Here are records with pictures in them. Copy all of them exactly and leave the pictures out.

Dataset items

= = = =

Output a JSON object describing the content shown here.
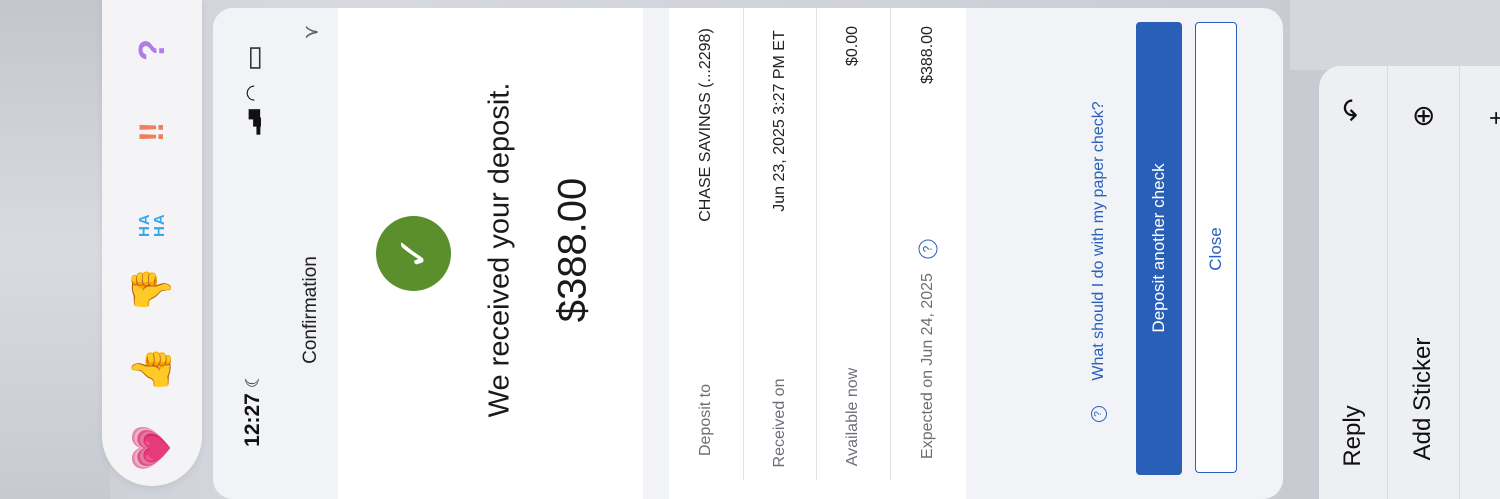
{
  "reactions": [
    {
      "name": "heart-reaction-icon",
      "glyph": "💗"
    },
    {
      "name": "thumbs-up-reaction-icon",
      "glyph": "👍"
    },
    {
      "name": "thumbs-down-reaction-icon",
      "glyph": "👎"
    },
    {
      "name": "haha-reaction-icon",
      "glyph": "HA HA"
    },
    {
      "name": "exclamation-reaction-icon",
      "glyph": "‼"
    },
    {
      "name": "question-reaction-icon",
      "glyph": "?"
    }
  ],
  "status_bar": {
    "time": "12:27",
    "moon_glyph": "☾",
    "signal_glyph": "▂▄▆",
    "wifi_glyph": "◠",
    "battery_glyph": "▭"
  },
  "header": {
    "title": "Confirmation",
    "share_icon": "⋎"
  },
  "confirmation": {
    "check_glyph": "✓",
    "message": "We received your deposit.",
    "amount": "$388.00"
  },
  "details": {
    "rows": [
      {
        "label": "Deposit to",
        "value": "CHASE SAVINGS (...2298)"
      },
      {
        "label": "Received on",
        "value": "Jun 23, 2025 3:27 PM ET"
      },
      {
        "label": "Available now",
        "value": "$0.00"
      },
      {
        "label": "Expected on Jun 24, 2025",
        "value": "$388.00",
        "info_icon": "?"
      }
    ]
  },
  "help_link": {
    "icon": "?",
    "text": "What should I do with my paper check?"
  },
  "buttons": {
    "deposit_another": "Deposit another check",
    "close": "Close"
  },
  "context_menu": {
    "reply_label": "Reply",
    "reply_icon": "↶",
    "add_sticker_label": "Add Sticker",
    "add_sticker_icon": "⊕",
    "next_icon": "+"
  },
  "colors": {
    "primary": "#2a5fb8",
    "success": "#5b8f2e",
    "link": "#2a5fb8"
  }
}
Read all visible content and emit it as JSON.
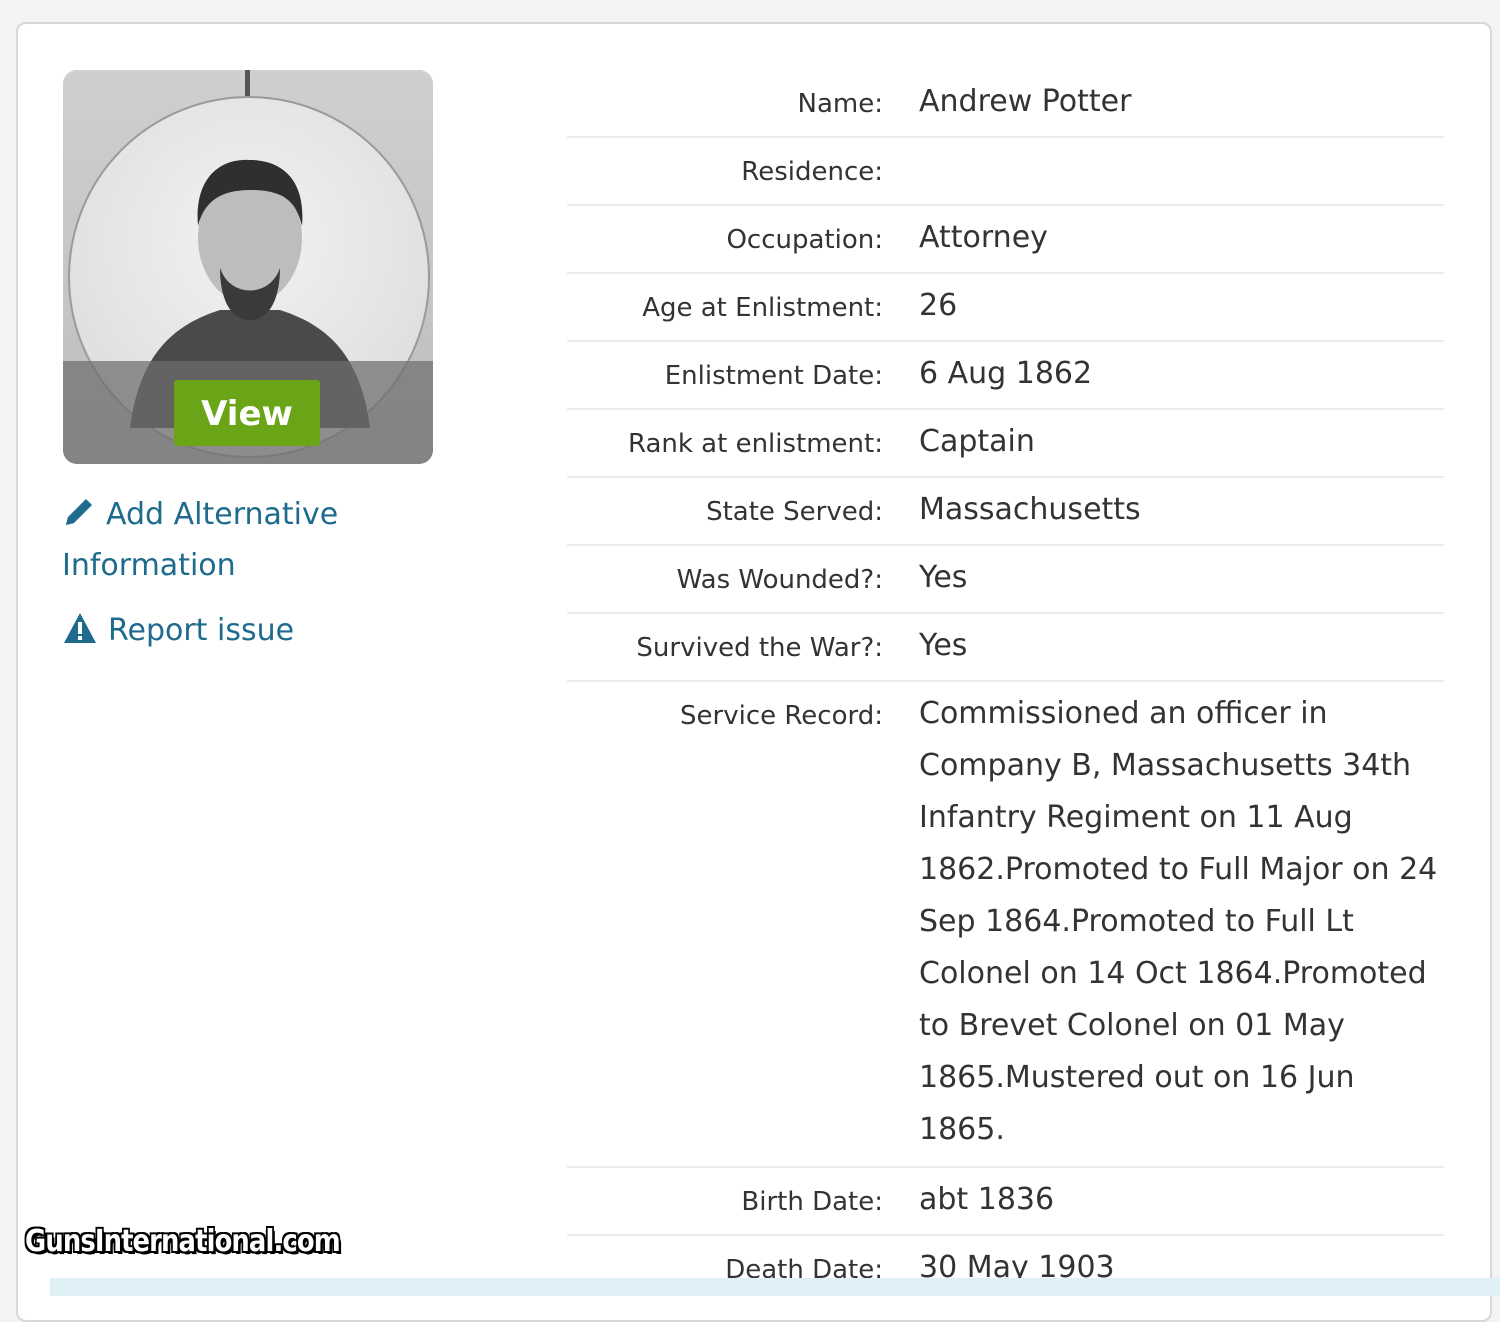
{
  "photo": {
    "view_label": "View"
  },
  "links": {
    "add_alternative": "Add Alternative Information",
    "report_issue": "Report issue"
  },
  "details": [
    {
      "label": "Name:",
      "value": "Andrew Potter"
    },
    {
      "label": "Residence:",
      "value": ""
    },
    {
      "label": "Occupation:",
      "value": "Attorney"
    },
    {
      "label": "Age at Enlistment:",
      "value": "26"
    },
    {
      "label": "Enlistment Date:",
      "value": "6 Aug 1862"
    },
    {
      "label": "Rank at enlistment:",
      "value": "Captain"
    },
    {
      "label": "State Served:",
      "value": "Massachusetts"
    },
    {
      "label": "Was Wounded?:",
      "value": "Yes"
    },
    {
      "label": "Survived the War?:",
      "value": "Yes"
    },
    {
      "label": "Service Record:",
      "value": "Commissioned an officer in Company B, Massachusetts 34th Infantry Regiment on 11 Aug 1862.Promoted to Full Major on 24 Sep 1864.Promoted to Full Lt Colonel on 14 Oct 1864.Promoted to Brevet Colonel on 01 May 1865.Mustered out on 16 Jun 1865."
    },
    {
      "label": "Birth Date:",
      "value": "abt 1836"
    },
    {
      "label": "Death Date:",
      "value": "30 May 1903"
    }
  ],
  "watermark": "GunsInternational.com",
  "colors": {
    "link": "#1f6b8e",
    "view_button": "#6aa518"
  },
  "icons": {
    "add_alternative": "pencil-icon",
    "report_issue": "warning-icon"
  }
}
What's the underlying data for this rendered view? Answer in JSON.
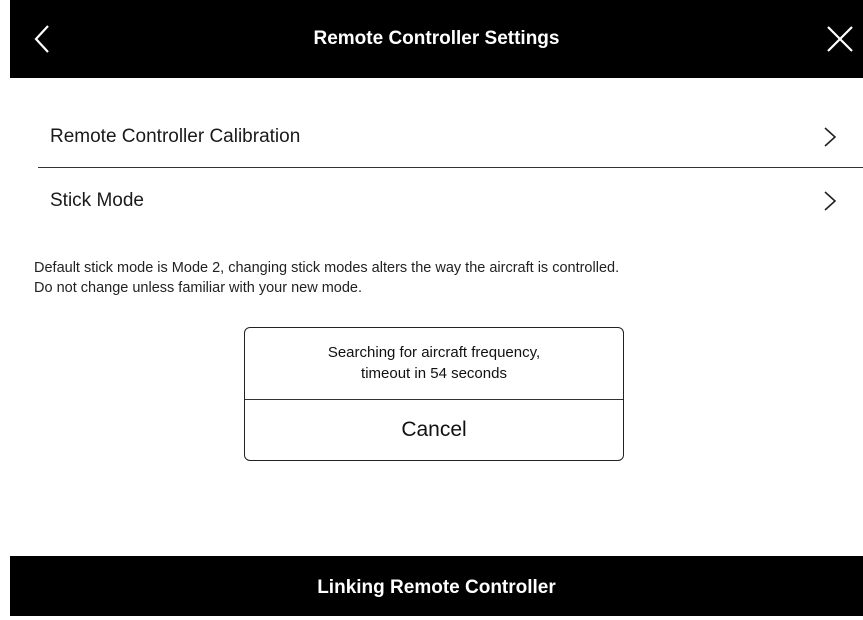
{
  "header": {
    "title": "Remote Controller Settings",
    "back_icon": "chevron-left-icon",
    "close_icon": "close-icon"
  },
  "menu": {
    "items": [
      {
        "label": "Remote Controller Calibration",
        "icon": "chevron-right-icon"
      },
      {
        "label": "Stick Mode",
        "icon": "chevron-right-icon"
      }
    ]
  },
  "note": {
    "line1": "Default stick mode is Mode 2, changing stick modes alters the way the aircraft is controlled.",
    "line2": "Do not change unless familiar with your new mode."
  },
  "dialog": {
    "message_line1": "Searching for aircraft frequency,",
    "message_line2": "timeout in 54 seconds",
    "cancel_label": "Cancel"
  },
  "footer": {
    "status": "Linking Remote Controller"
  },
  "colors": {
    "bar_background": "#000000",
    "bar_text": "#ffffff",
    "page_background": "#ffffff"
  }
}
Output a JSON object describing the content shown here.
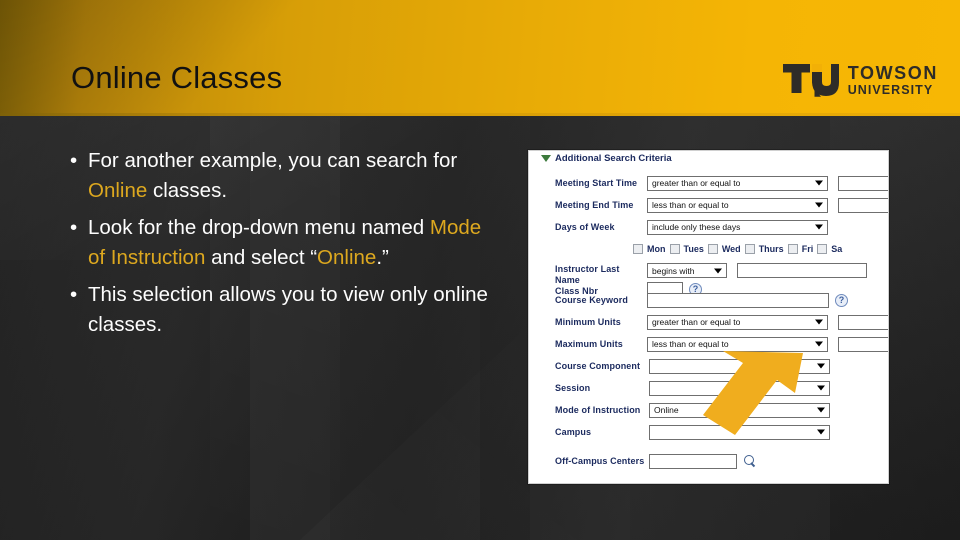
{
  "slide": {
    "title": "Online Classes",
    "theme": {
      "accent_gold": "#f0ad08",
      "highlight_text": "#dda81f",
      "body_text": "#ffffff",
      "background": "#292929"
    }
  },
  "logo": {
    "monogram": "TU",
    "line1": "TOWSON",
    "line2": "UNIVERSITY"
  },
  "bullets": [
    {
      "marker": "•",
      "parts": [
        {
          "text": "For another example, you can search for ",
          "style": "normal"
        },
        {
          "text": "Online",
          "style": "highlight"
        },
        {
          "text": " classes.",
          "style": "normal"
        }
      ]
    },
    {
      "marker": "•",
      "parts": [
        {
          "text": "Look for the drop-down menu named ",
          "style": "normal"
        },
        {
          "text": "Mode of Instruction",
          "style": "highlight"
        },
        {
          "text": " and select “",
          "style": "normal"
        },
        {
          "text": "Online",
          "style": "highlight"
        },
        {
          "text": ".”",
          "style": "normal"
        }
      ]
    },
    {
      "marker": "•",
      "parts": [
        {
          "text": "This selection allows you to view only online classes.",
          "style": "normal"
        }
      ]
    }
  ],
  "screenshot": {
    "section_header": "Additional Search Criteria",
    "rows": {
      "meeting_start_time": {
        "label": "Meeting Start Time",
        "operator": "greater than or equal to"
      },
      "meeting_end_time": {
        "label": "Meeting End Time",
        "operator": "less than or equal to"
      },
      "days_of_week": {
        "label": "Days of Week",
        "operator": "include only these days"
      },
      "instructor_last_name": {
        "label1": "Instructor Last",
        "label2": "Name",
        "operator": "begins with",
        "value": ""
      },
      "class_nbr": {
        "label": "Class Nbr",
        "value": ""
      },
      "course_keyword": {
        "label": "Course Keyword",
        "value": ""
      },
      "minimum_units": {
        "label": "Minimum Units",
        "operator": "greater than or equal to"
      },
      "maximum_units": {
        "label": "Maximum Units",
        "operator": "less than or equal to"
      },
      "course_component": {
        "label": "Course Component",
        "operator": ""
      },
      "session": {
        "label": "Session",
        "operator": ""
      },
      "mode_of_instruction": {
        "label": "Mode of Instruction",
        "operator": "Online"
      },
      "campus": {
        "label": "Campus",
        "operator": ""
      },
      "off_campus_centers": {
        "label": "Off-Campus Centers",
        "value": ""
      }
    },
    "day_checkboxes": [
      "Mon",
      "Tues",
      "Wed",
      "Thurs",
      "Fri",
      "Sa"
    ],
    "help_marker": "?"
  },
  "annotation": {
    "arrow_color": "#f0ad1e",
    "points_to": "mode_of_instruction"
  }
}
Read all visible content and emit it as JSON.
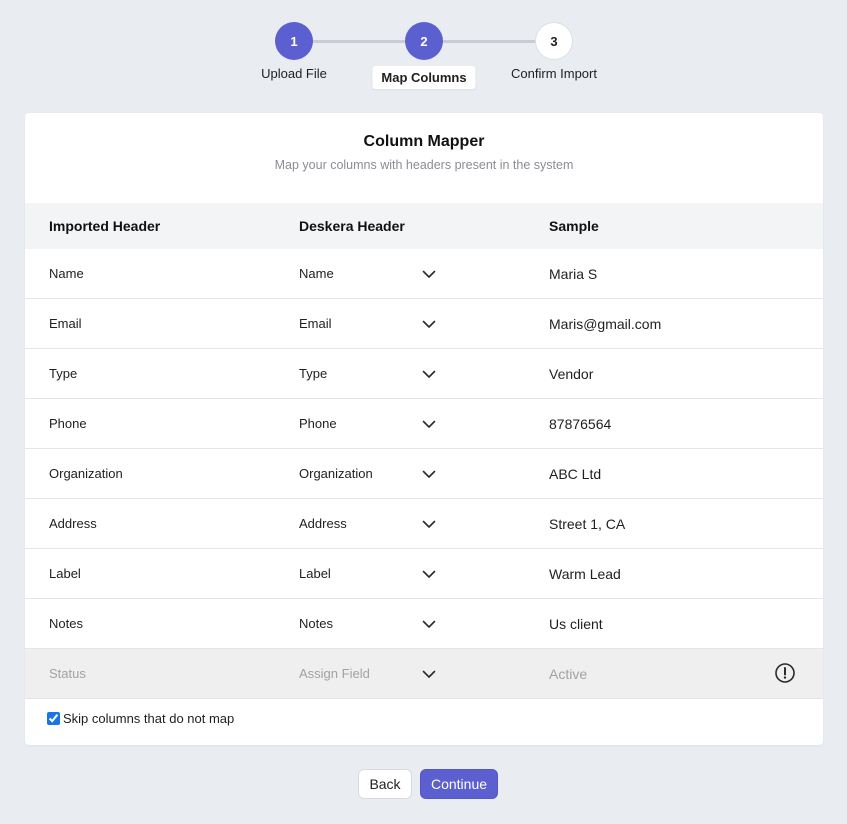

= = = =

* ANSWER TO THE TASK:
Output a JSON object describing the content shown here.
{
  "reactions": [
    {
      "name": "heart-reaction-icon",
      "glyph": "💗"
    },
    {
      "name": "thumbs-up-reaction-icon",
      "glyph": "👍"
    },
    {
      "name": "thumbs-down-reaction-icon",
      "glyph": "👎"
    },
    {
      "name": "haha-reaction-icon",
      "glyph": "HA HA"
    },
    {
      "name": "exclamation-reaction-icon",
      "glyph": "‼"
    },
    {
      "name": "question-reaction-icon",
      "glyph": "?"
    }
  ],
  "status_bar": {
    "time": "12:27",
    "moon_glyph": "☾",
    "signal_glyph": "▂▄▆",
    "wifi_glyph": "◠",
    "battery_glyph": "▭"
  },
  "header": {
    "title": "Confirmation",
    "share_icon": "⋎"
  },
  "confirmation": {
    "check_glyph": "✓",
    "message": "We received your deposit.",
    "amount": "$388.00"
  },
  "details": {
    "rows": [
      {
        "label": "Deposit to",
        "value": "CHASE SAVINGS (...2298)"
      },
      {
        "label": "Received on",
        "value": "Jun 23, 2025 3:27 PM ET"
      },
      {
        "label": "Available now",
        "value": "$0.00"
      },
      {
        "label": "Expected on Jun 24, 2025",
        "value": "$388.00",
        "info_icon": "?"
      }
    ]
  },
  "help_link": {
    "icon": "?",
    "text": "What should I do with my paper check?"
  },
  "buttons": {
    "deposit_another": "Deposit another check",
    "close": "Close"
  },
  "context_menu": {
    "reply_label": "Reply",
    "reply_icon": "↶",
    "add_sticker_label": "Add Sticker",
    "add_sticker_icon": "⊕",
    "next_icon": "+"
  },
  "colors": {
    "primary": "#2a5fb8",
    "success": "#5b8f2e",
    "link": "#2a5fb8"
  }
}
Read all visible content and emit it as JSON.
{
  "photo": {
    "view_label": "View"
  },
  "links": {
    "add_alternative": "Add Alternative Information",
    "report_issue": "Report issue"
  },
  "details": [
    {
      "label": "Name:",
      "value": "Andrew Potter"
    },
    {
      "label": "Residence:",
      "value": ""
    },
    {
      "label": "Occupation:",
      "value": "Attorney"
    },
    {
      "label": "Age at Enlistment:",
      "value": "26"
    },
    {
      "label": "Enlistment Date:",
      "value": "6 Aug 1862"
    },
    {
      "label": "Rank at enlistment:",
      "value": "Captain"
    },
    {
      "label": "State Served:",
      "value": "Massachusetts"
    },
    {
      "label": "Was Wounded?:",
      "value": "Yes"
    },
    {
      "label": "Survived the War?:",
      "value": "Yes"
    },
    {
      "label": "Service Record:",
      "value": "Commissioned an officer in Company B, Massachusetts 34th Infantry Regiment on 11 Aug 1862.Promoted to Full Major on 24 Sep 1864.Promoted to Full Lt Colonel on 14 Oct 1864.Promoted to Brevet Colonel on 01 May 1865.Mustered out on 16 Jun 1865."
    },
    {
      "label": "Birth Date:",
      "value": "abt 1836"
    },
    {
      "label": "Death Date:",
      "value": "30 May 1903"
    }
  ],
  "watermark": "GunsInternational.com",
  "colors": {
    "link": "#1f6b8e",
    "view_button": "#6aa518"
  },
  "icons": {
    "add_alternative": "pencil-icon",
    "report_issue": "warning-icon"
  }
}
What's the underlying data for this rendered view? Answer in JSON.
{
  "header": {
    "title": "Remote Controller Settings",
    "back_icon": "chevron-left-icon",
    "close_icon": "close-icon"
  },
  "menu": {
    "items": [
      {
        "label": "Remote Controller Calibration",
        "icon": "chevron-right-icon"
      },
      {
        "label": "Stick Mode",
        "icon": "chevron-right-icon"
      }
    ]
  },
  "note": {
    "line1": "Default stick mode is Mode 2, changing stick modes alters the way the aircraft is controlled.",
    "line2": "Do not change unless familiar with your new mode."
  },
  "dialog": {
    "message_line1": "Searching for aircraft frequency,",
    "message_line2": "timeout in 54 seconds",
    "cancel_label": "Cancel"
  },
  "footer": {
    "status": "Linking Remote Controller"
  },
  "colors": {
    "bar_background": "#000000",
    "bar_text": "#ffffff",
    "page_background": "#ffffff"
  }
}
Output a JSON object describing the content shown here.
{
  "slide": {
    "title": "Online Classes",
    "theme": {
      "accent_gold": "#f0ad08",
      "highlight_text": "#dda81f",
      "body_text": "#ffffff",
      "background": "#292929"
    }
  },
  "logo": {
    "monogram": "TU",
    "line1": "TOWSON",
    "line2": "UNIVERSITY"
  },
  "bullets": [
    {
      "marker": "•",
      "parts": [
        {
          "text": "For another example, you can search for ",
          "style": "normal"
        },
        {
          "text": "Online",
          "style": "highlight"
        },
        {
          "text": " classes.",
          "style": "normal"
        }
      ]
    },
    {
      "marker": "•",
      "parts": [
        {
          "text": "Look for the drop-down menu named ",
          "style": "normal"
        },
        {
          "text": "Mode of Instruction",
          "style": "highlight"
        },
        {
          "text": " and select “",
          "style": "normal"
        },
        {
          "text": "Online",
          "style": "highlight"
        },
        {
          "text": ".”",
          "style": "normal"
        }
      ]
    },
    {
      "marker": "•",
      "parts": [
        {
          "text": "This selection allows you to view only online classes.",
          "style": "normal"
        }
      ]
    }
  ],
  "screenshot": {
    "section_header": "Additional Search Criteria",
    "rows": {
      "meeting_start_time": {
        "label": "Meeting Start Time",
        "operator": "greater than or equal to"
      },
      "meeting_end_time": {
        "label": "Meeting End Time",
        "operator": "less than or equal to"
      },
      "days_of_week": {
        "label": "Days of Week",
        "operator": "include only these days"
      },
      "instructor_last_name": {
        "label1": "Instructor Last",
        "label2": "Name",
        "operator": "begins with",
        "value": ""
      },
      "class_nbr": {
        "label": "Class Nbr",
        "value": ""
      },
      "course_keyword": {
        "label": "Course Keyword",
        "value": ""
      },
      "minimum_units": {
        "label": "Minimum Units",
        "operator": "greater than or equal to"
      },
      "maximum_units": {
        "label": "Maximum Units",
        "operator": "less than or equal to"
      },
      "course_component": {
        "label": "Course Component",
        "operator": ""
      },
      "session": {
        "label": "Session",
        "operator": ""
      },
      "mode_of_instruction": {
        "label": "Mode of Instruction",
        "operator": "Online"
      },
      "campus": {
        "label": "Campus",
        "operator": ""
      },
      "off_campus_centers": {
        "label": "Off-Campus Centers",
        "value": ""
      }
    },
    "day_checkboxes": [
      "Mon",
      "Tues",
      "Wed",
      "Thurs",
      "Fri",
      "Sa"
    ],
    "help_marker": "?"
  },
  "annotation": {
    "arrow_color": "#f0ad1e",
    "points_to": "mode_of_instruction"
  }
}
Read all visible content and emit it as JSON.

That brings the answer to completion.